▶ _To be done_
Look through the records below and collect all lines that hold the string "trong".
---
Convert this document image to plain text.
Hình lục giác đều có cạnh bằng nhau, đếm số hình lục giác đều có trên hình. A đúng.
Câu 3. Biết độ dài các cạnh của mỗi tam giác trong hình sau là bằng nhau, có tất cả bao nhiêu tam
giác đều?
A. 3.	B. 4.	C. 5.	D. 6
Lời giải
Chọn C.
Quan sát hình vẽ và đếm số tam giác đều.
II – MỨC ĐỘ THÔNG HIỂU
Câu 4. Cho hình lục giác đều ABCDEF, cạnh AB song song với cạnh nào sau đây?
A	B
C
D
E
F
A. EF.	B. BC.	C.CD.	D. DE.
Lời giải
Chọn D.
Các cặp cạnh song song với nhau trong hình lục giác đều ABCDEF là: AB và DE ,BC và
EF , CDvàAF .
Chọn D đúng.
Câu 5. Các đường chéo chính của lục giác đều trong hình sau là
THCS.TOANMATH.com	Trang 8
---
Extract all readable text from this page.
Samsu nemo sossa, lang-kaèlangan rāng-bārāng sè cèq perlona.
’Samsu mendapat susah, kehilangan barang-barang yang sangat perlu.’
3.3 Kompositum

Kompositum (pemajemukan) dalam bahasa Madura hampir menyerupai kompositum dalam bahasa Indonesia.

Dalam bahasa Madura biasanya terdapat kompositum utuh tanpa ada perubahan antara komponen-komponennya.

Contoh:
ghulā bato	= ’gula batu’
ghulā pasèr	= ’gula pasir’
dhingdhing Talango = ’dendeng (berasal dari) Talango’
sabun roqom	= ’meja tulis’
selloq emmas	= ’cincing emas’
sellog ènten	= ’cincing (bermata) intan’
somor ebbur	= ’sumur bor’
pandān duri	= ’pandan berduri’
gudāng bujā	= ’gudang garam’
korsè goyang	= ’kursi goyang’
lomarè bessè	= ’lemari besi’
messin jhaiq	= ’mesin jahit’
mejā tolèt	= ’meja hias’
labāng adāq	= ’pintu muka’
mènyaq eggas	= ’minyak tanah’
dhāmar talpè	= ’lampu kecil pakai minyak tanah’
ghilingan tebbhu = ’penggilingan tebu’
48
---
▶ _The completed task_
Câu 3. Biết độ dài các cạnh của mỗi tam giác trong hình sau là bằng nhau, có tất cả bao nhiêu tam
Các cặp cạnh song song với nhau trong hình lục giác đều ABCDEF là: AB và DE ,BC và
Câu 5. Các đường chéo chính của lục giác đều trong hình sau là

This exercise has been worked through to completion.